→ **Task goal**:
The answer should be a single number: how many lines of the entries below hold the word "Regionali".

(Stored records)
_ _ _ _ _
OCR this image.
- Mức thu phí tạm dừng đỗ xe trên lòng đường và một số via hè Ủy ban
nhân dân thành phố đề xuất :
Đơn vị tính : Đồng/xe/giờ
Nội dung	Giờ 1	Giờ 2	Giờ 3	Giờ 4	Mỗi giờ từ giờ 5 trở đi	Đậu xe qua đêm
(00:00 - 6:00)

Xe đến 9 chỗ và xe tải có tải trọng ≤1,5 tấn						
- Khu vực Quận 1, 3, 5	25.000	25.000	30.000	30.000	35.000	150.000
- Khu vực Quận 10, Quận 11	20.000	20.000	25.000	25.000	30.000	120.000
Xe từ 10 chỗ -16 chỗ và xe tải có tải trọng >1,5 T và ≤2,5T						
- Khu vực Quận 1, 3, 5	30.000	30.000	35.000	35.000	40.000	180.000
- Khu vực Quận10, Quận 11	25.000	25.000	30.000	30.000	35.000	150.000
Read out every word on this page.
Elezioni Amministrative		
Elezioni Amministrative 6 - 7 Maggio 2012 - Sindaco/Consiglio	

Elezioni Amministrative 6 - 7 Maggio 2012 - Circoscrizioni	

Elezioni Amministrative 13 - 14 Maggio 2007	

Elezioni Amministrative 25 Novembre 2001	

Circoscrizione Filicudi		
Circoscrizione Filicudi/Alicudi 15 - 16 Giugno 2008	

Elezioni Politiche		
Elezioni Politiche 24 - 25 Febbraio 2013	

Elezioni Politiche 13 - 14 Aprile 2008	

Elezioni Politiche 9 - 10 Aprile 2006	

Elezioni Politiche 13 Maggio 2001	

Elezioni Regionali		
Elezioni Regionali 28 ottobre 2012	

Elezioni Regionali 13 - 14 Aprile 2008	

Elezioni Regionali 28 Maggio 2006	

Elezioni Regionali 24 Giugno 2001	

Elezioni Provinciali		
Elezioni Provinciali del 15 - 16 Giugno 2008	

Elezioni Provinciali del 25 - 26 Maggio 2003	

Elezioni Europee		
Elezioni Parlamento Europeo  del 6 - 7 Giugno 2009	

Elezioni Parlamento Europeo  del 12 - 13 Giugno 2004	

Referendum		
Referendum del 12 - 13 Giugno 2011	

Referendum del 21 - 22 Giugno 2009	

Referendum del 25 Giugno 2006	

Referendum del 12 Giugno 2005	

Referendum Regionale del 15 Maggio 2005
_ _ _ _ _
→ **Task result**:
5